### Record set

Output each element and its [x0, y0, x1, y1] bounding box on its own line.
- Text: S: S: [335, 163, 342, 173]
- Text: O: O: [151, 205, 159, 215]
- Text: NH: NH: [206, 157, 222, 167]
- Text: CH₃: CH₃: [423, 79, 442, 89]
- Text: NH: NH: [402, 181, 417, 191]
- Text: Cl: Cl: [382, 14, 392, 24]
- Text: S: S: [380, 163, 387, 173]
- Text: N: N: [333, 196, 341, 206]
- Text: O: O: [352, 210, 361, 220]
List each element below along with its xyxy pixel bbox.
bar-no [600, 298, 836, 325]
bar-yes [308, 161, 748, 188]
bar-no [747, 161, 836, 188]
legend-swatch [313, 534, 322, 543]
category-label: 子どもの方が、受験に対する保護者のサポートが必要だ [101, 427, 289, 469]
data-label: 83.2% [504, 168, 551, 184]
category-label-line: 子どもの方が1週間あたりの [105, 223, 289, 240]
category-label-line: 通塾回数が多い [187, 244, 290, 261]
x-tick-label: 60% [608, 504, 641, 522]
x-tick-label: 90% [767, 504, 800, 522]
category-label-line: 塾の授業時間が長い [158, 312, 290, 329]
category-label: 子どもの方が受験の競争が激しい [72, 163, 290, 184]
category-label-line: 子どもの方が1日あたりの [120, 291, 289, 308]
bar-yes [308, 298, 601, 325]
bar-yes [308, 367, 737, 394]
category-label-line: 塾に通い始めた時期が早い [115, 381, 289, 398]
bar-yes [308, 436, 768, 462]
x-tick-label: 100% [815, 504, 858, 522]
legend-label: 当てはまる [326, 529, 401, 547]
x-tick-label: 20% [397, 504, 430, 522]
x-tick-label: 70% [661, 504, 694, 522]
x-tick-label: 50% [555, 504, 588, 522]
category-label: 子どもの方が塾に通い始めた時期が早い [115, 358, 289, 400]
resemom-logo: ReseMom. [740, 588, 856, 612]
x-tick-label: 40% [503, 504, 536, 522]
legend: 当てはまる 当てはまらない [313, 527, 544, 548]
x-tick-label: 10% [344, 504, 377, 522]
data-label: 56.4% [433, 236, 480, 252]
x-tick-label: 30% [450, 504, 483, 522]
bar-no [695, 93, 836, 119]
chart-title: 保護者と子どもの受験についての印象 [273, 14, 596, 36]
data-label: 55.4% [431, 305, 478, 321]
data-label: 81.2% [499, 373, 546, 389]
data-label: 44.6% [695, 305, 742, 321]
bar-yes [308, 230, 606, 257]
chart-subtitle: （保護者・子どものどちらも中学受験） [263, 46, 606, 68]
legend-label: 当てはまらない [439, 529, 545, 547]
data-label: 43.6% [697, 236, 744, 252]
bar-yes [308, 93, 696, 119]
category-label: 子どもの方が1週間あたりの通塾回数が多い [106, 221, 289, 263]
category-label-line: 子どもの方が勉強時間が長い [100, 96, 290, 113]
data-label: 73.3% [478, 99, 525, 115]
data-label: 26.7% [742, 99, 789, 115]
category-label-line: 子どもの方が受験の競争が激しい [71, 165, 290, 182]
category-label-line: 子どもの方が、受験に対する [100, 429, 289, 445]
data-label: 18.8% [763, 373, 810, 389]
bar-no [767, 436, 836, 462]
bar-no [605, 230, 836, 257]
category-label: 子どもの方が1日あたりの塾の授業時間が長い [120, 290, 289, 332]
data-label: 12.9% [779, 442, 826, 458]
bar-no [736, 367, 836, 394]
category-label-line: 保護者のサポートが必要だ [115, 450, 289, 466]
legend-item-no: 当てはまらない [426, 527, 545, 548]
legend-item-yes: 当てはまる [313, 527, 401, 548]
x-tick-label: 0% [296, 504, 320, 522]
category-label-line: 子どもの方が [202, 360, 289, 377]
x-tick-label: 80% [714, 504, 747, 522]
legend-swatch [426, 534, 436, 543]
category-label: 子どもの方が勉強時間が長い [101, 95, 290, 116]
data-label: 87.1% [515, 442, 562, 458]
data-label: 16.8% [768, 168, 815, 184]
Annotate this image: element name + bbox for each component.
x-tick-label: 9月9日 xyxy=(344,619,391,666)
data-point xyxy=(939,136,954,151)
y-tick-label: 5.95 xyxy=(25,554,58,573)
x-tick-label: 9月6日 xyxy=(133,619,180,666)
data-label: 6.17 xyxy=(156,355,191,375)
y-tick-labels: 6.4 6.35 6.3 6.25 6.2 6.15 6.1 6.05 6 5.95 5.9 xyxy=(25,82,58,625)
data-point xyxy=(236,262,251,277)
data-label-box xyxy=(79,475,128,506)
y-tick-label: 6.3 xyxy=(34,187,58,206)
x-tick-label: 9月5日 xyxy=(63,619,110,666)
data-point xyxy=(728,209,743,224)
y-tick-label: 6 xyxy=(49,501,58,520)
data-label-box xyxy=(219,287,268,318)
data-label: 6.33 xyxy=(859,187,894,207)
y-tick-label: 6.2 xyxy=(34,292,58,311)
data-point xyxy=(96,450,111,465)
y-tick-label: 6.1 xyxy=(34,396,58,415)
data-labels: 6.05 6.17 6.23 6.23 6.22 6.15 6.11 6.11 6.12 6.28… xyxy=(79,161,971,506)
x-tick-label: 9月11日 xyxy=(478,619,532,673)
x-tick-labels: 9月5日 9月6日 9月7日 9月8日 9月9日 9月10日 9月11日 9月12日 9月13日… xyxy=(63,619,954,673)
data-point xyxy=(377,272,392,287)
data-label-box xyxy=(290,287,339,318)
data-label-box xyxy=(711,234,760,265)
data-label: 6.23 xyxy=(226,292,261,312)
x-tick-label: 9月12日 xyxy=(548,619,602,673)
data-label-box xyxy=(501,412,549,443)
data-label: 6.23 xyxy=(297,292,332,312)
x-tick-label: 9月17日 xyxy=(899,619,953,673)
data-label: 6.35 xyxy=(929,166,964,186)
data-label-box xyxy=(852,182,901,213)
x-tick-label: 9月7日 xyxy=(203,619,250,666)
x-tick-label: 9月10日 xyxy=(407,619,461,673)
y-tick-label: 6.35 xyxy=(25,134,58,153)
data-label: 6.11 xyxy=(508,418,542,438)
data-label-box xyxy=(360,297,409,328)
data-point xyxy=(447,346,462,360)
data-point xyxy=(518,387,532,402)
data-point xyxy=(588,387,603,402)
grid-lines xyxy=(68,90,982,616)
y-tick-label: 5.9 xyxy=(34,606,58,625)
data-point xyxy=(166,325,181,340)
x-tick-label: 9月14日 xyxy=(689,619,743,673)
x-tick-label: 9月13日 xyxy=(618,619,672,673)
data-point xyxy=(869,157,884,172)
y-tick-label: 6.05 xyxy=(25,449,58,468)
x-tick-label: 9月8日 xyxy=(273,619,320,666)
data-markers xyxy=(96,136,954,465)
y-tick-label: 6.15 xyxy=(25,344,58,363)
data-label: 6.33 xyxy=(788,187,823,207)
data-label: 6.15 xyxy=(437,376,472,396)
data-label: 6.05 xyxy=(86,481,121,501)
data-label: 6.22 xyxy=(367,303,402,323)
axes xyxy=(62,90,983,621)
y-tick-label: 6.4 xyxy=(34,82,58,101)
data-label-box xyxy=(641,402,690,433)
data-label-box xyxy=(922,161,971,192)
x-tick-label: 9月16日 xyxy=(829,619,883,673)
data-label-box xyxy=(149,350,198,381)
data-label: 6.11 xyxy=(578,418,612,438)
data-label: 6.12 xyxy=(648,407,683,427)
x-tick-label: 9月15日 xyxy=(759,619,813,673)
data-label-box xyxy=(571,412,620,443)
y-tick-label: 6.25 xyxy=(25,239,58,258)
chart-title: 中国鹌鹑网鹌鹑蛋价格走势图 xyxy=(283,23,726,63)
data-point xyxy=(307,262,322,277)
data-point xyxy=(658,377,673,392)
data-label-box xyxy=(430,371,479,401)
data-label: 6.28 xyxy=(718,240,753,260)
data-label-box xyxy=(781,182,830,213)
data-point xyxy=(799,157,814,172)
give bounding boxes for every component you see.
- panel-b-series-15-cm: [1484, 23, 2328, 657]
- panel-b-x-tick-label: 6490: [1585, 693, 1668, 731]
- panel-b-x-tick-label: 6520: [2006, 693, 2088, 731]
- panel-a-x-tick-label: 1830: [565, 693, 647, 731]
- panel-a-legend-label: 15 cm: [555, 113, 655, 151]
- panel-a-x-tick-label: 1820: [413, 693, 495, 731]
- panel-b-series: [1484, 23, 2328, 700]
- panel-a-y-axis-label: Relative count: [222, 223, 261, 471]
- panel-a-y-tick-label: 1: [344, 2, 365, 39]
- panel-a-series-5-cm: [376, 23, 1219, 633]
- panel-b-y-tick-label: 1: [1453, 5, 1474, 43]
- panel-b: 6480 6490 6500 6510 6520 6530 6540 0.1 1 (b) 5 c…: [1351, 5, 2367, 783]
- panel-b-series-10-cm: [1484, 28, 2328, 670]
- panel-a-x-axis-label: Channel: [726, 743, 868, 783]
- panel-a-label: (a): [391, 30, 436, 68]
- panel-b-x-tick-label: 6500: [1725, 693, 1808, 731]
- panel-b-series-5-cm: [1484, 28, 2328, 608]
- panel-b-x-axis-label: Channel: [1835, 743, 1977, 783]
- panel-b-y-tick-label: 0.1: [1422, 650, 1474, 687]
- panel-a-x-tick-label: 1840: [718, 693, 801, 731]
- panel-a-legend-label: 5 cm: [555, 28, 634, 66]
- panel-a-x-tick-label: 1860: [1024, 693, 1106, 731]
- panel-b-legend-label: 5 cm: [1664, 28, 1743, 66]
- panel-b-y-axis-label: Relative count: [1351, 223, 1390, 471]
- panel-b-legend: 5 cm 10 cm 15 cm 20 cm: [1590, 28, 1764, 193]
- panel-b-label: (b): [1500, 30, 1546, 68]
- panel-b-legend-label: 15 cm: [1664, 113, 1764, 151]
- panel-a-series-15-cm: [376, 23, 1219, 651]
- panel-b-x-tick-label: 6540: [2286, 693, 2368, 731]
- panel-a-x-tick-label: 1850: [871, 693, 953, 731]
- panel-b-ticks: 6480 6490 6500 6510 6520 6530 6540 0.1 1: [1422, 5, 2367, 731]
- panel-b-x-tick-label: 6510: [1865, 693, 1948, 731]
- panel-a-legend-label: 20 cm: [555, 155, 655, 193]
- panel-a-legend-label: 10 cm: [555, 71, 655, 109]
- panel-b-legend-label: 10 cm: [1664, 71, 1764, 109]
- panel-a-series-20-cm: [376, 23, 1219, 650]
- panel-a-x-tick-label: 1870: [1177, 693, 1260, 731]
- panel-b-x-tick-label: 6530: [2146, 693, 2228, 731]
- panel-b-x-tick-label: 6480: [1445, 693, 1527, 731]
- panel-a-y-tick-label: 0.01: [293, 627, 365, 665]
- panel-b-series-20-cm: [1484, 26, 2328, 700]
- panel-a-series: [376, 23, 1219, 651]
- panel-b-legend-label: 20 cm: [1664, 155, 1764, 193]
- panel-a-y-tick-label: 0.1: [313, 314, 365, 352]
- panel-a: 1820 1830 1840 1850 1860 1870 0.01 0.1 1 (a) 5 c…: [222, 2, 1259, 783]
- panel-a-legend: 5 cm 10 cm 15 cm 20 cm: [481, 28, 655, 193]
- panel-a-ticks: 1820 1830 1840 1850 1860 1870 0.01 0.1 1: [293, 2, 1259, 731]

### Exercise
Repeat the items above, from the first line up to and including the line that contains "category-label-line: 子どもの方が受験の競争が激しい [71, 165, 290, 182]", keeping every character as it appears.

### The response
Output each element and its [x0, y0, x1, y1] bounding box on its own line.
- Text: S: S: [335, 163, 342, 173]
- Text: O: O: [151, 205, 159, 215]
- Text: NH: NH: [206, 157, 222, 167]
- Text: CH₃: CH₃: [423, 79, 442, 89]
- Text: NH: NH: [402, 181, 417, 191]
- Text: Cl: Cl: [382, 14, 392, 24]
- Text: S: S: [380, 163, 387, 173]
- Text: N: N: [333, 196, 341, 206]
- Text: O: O: [352, 210, 361, 220]
List each element below along with its xyxy pixel bbox.
bar-no [600, 298, 836, 325]
bar-yes [308, 161, 748, 188]
bar-no [747, 161, 836, 188]
legend-swatch [313, 534, 322, 543]
category-label: 子どもの方が、受験に対する保護者のサポートが必要だ [101, 427, 289, 469]
data-label: 83.2% [504, 168, 551, 184]
category-label-line: 子どもの方が1週間あたりの [105, 223, 289, 240]
category-label-line: 通塾回数が多い [187, 244, 290, 261]
x-tick-label: 60% [608, 504, 641, 522]
x-tick-label: 90% [767, 504, 800, 522]
category-label-line: 塾の授業時間が長い [158, 312, 290, 329]
category-label: 子どもの方が受験の競争が激しい [72, 163, 290, 184]
category-label-line: 子どもの方が1日あたりの [120, 291, 289, 308]
bar-yes [308, 298, 601, 325]
bar-yes [308, 367, 737, 394]
category-label-line: 塾に通い始めた時期が早い [115, 381, 289, 398]
bar-yes [308, 436, 768, 462]
x-tick-label: 100% [815, 504, 858, 522]
legend-label: 当てはまる [326, 529, 401, 547]
x-tick-label: 20% [397, 504, 430, 522]
x-tick-label: 70% [661, 504, 694, 522]
x-tick-label: 50% [555, 504, 588, 522]
category-label: 子どもの方が塾に通い始めた時期が早い [115, 358, 289, 400]
resemom-logo: ReseMom. [740, 588, 856, 612]
x-tick-label: 40% [503, 504, 536, 522]
legend: 当てはまる 当てはまらない [313, 527, 544, 548]
x-tick-label: 10% [344, 504, 377, 522]
data-label: 56.4% [433, 236, 480, 252]
x-tick-label: 30% [450, 504, 483, 522]
bar-no [695, 93, 836, 119]
chart-title: 保護者と子どもの受験についての印象 [273, 14, 596, 36]
data-label: 55.4% [431, 305, 478, 321]
data-label: 81.2% [499, 373, 546, 389]
data-label: 44.6% [695, 305, 742, 321]
bar-yes [308, 230, 606, 257]
chart-subtitle: （保護者・子どものどちらも中学受験） [263, 46, 606, 68]
legend-label: 当てはまらない [439, 529, 545, 547]
data-label: 43.6% [697, 236, 744, 252]
bar-yes [308, 93, 696, 119]
category-label: 子どもの方が1週間あたりの通塾回数が多い [106, 221, 289, 263]
category-label-line: 子どもの方が勉強時間が長い [100, 96, 290, 113]
data-label: 73.3% [478, 99, 525, 115]
data-label: 26.7% [742, 99, 789, 115]
category-label-line: 子どもの方が受験の競争が激しい [71, 165, 290, 182]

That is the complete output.